> Exercise tasks:
1. Return, copied word for word, the part of the CI excerpt that opens with the words containing "Not all tests" and closes with "every minor change.".
2. According to the CI excerpt, how are resource-intensive tests triggered instead of running on every PR?

## start Excerpt

Not all tests need to run on every PR. For more exotic or costly tasks, such as extensive fuzzing, generating documentation, or large-scale integration tests, we adopted a tiering approach. These types of tests are resource-intensive and often provide value even when run less frequently. Instead of scheduling them for every PR, they are triggered manually or on a periodic basis (e.g., nightly or weekly builds). This ensures that critical daily development workflows remain fast and efficient, while still providing comprehensive testing coverage for the project without incurring excessive resource usage on every minor change.

Layering container images

The tiering of tests gives us an idea which CI images are more commonly used in the pipeline. For those common CI images, we transitioned to using a more minimal base container image, such as fedora-minimal or debian:<flavor>-slim . This reduced the initial download size and the overall footprint of our build environment.

For specialized tasks, such as generating documentation or running cross-compiled tests that require additional tools, we adopted a layering approach. Instead of building a monolithic image with all possible dependencies, we created dedicated, smaller images for these specific purposes and layered them on top of our minimal base image as needed within the CI pipeline. This modular approach ensures that only the necessary tools are present for each job, minimizing unnecessary overhead.

De-duplicating build artifacts

Historically, our CI pipelines involved many “configure && make” steps for various options. One of the major culprits of long build times is repeatedly compiling source code, oftentimes resulting in almost identical results.

## end Excerpt
## start Supplied information

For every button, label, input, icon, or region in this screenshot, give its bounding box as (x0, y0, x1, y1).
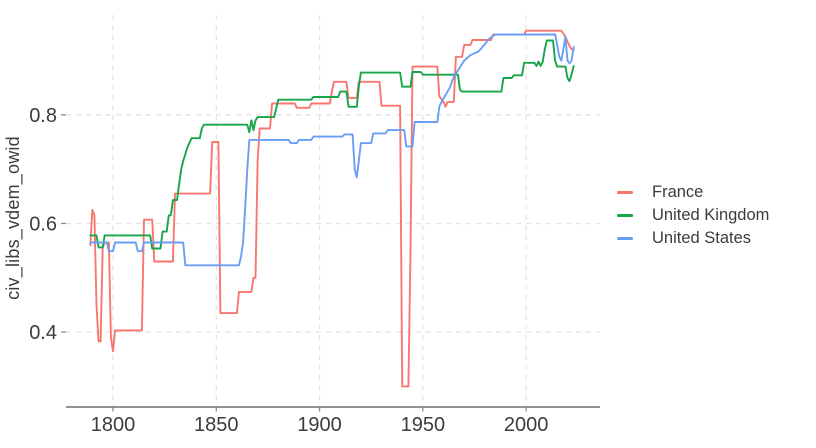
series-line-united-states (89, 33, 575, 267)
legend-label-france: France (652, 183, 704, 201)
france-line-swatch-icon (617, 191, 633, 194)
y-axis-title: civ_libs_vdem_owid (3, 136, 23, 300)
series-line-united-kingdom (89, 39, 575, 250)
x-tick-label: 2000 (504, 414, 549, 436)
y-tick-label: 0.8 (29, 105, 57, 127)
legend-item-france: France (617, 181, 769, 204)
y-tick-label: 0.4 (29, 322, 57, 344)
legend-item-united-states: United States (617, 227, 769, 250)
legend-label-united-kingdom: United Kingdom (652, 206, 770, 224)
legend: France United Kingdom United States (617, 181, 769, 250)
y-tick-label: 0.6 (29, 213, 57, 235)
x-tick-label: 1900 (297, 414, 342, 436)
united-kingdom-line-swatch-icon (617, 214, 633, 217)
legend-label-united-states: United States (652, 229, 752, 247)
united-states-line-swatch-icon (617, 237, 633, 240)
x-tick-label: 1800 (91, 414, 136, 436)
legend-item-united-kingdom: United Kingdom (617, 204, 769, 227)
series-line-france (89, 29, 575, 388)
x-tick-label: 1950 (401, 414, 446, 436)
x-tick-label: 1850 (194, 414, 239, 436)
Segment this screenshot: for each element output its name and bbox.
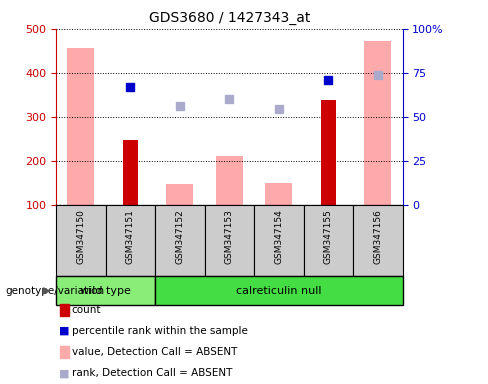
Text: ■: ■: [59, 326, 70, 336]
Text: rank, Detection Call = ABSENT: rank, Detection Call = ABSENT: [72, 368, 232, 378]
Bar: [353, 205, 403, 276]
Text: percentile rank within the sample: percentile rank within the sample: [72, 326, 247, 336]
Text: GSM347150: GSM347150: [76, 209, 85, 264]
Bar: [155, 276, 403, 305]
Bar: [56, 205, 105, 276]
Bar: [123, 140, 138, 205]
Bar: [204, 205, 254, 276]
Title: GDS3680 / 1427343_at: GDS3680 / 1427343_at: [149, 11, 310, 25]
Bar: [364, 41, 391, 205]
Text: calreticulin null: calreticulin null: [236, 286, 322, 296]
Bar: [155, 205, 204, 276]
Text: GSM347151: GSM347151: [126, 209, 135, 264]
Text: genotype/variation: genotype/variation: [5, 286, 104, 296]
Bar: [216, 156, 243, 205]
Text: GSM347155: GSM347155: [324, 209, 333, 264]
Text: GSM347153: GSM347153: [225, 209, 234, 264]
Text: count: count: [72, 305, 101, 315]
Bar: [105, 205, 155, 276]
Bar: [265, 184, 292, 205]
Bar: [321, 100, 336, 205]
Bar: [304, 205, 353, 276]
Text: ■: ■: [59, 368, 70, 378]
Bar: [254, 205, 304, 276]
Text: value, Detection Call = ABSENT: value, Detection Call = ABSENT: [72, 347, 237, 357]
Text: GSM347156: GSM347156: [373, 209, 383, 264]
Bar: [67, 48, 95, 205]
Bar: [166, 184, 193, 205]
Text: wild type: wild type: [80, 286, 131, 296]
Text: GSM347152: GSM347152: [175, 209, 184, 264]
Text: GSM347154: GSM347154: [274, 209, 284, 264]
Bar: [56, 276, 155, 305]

## end Supplied information
## start Supplied information

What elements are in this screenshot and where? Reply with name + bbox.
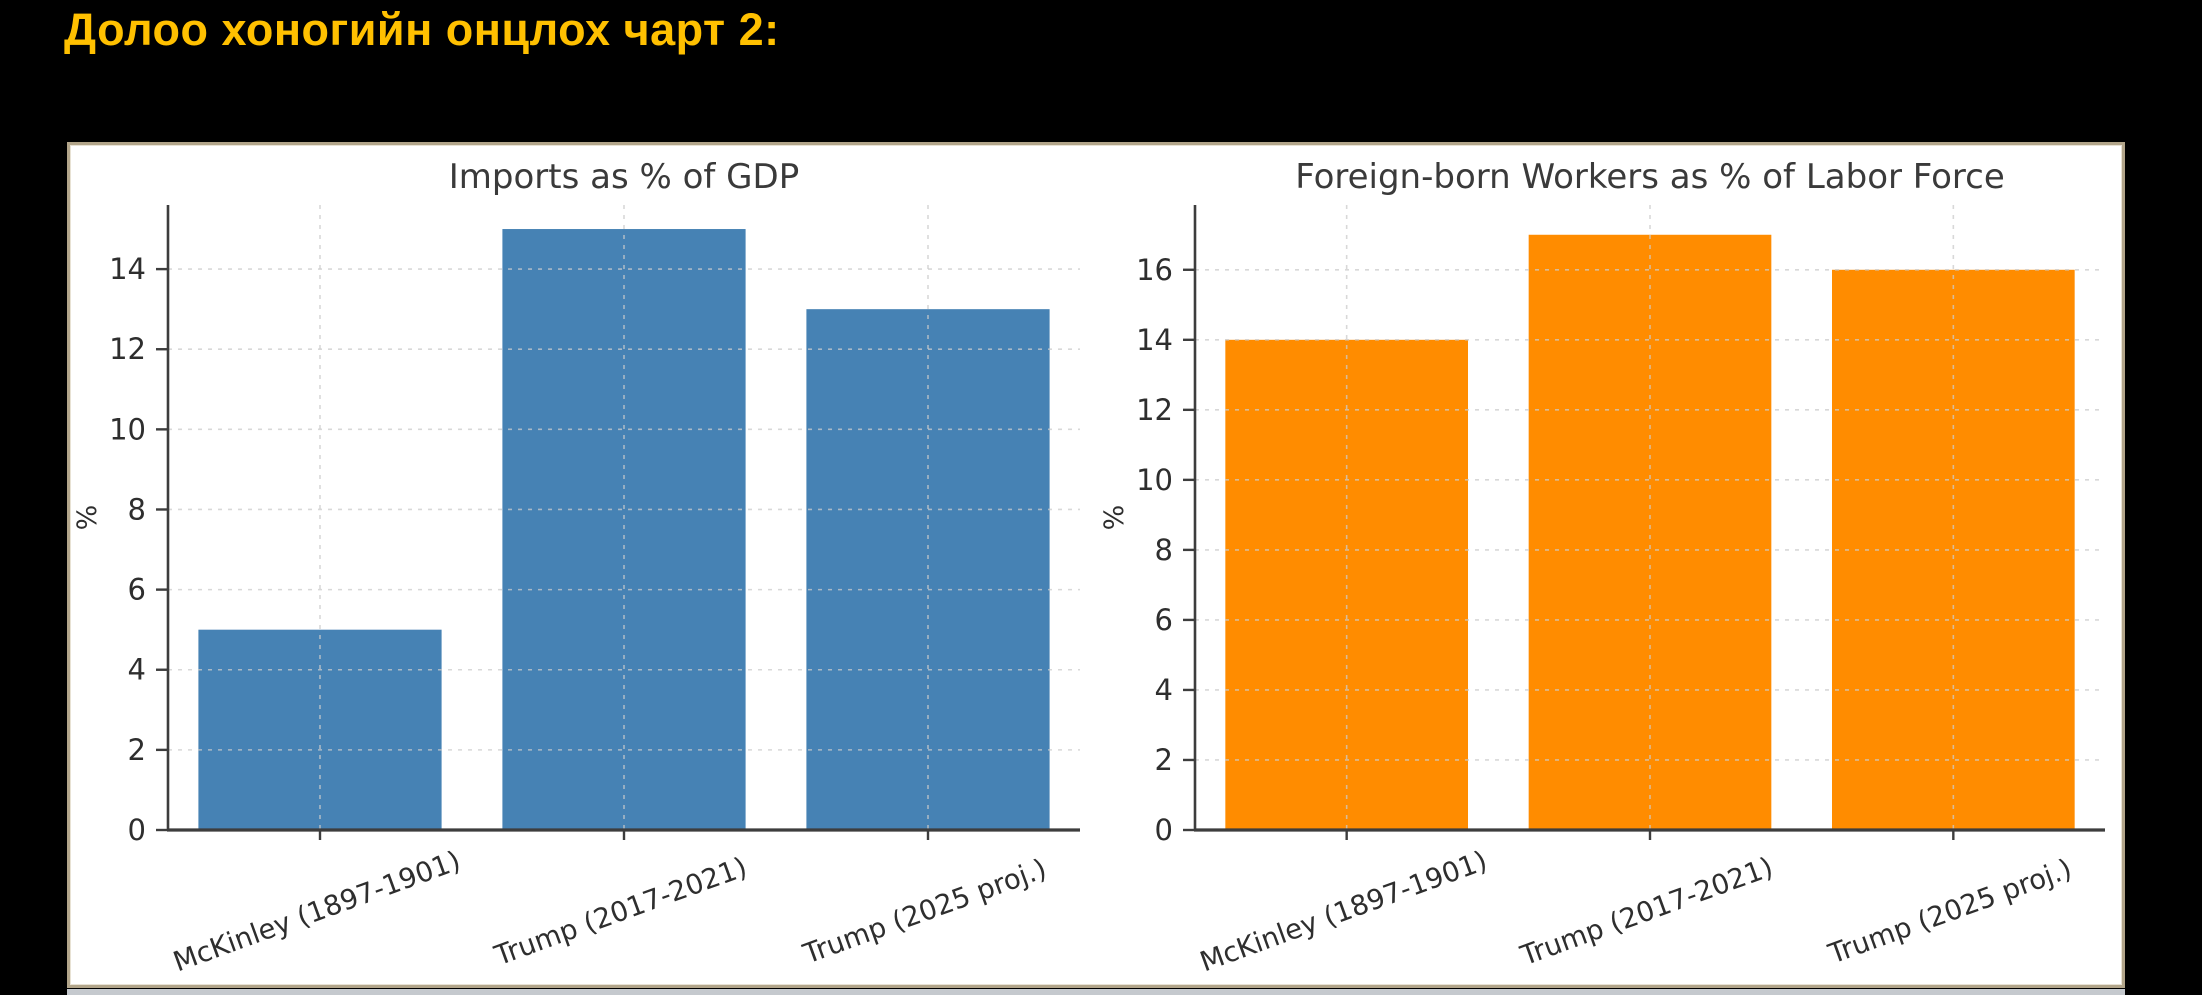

## end Supplied information

> Responses by task:
1.
Not all tests need to run on every PR. For more exotic or costly tasks, such as extensive fuzzing, generating documentation, or large-scale integration tests, we adopted a tiering approach. These types of tests are resource-intensive and often provide value even when run less frequently. Instead of scheduling them for every PR, they are triggered manually or on a periodic basis (e.g., nightly or weekly builds). This ensures that critical daily development workflows remain fast and efficient, while still providing comprehensive testing coverage for the project without incurring excessive resource usage on every minor change.

2. They are triggered manually or periodically, such as in nightly or weekly builds.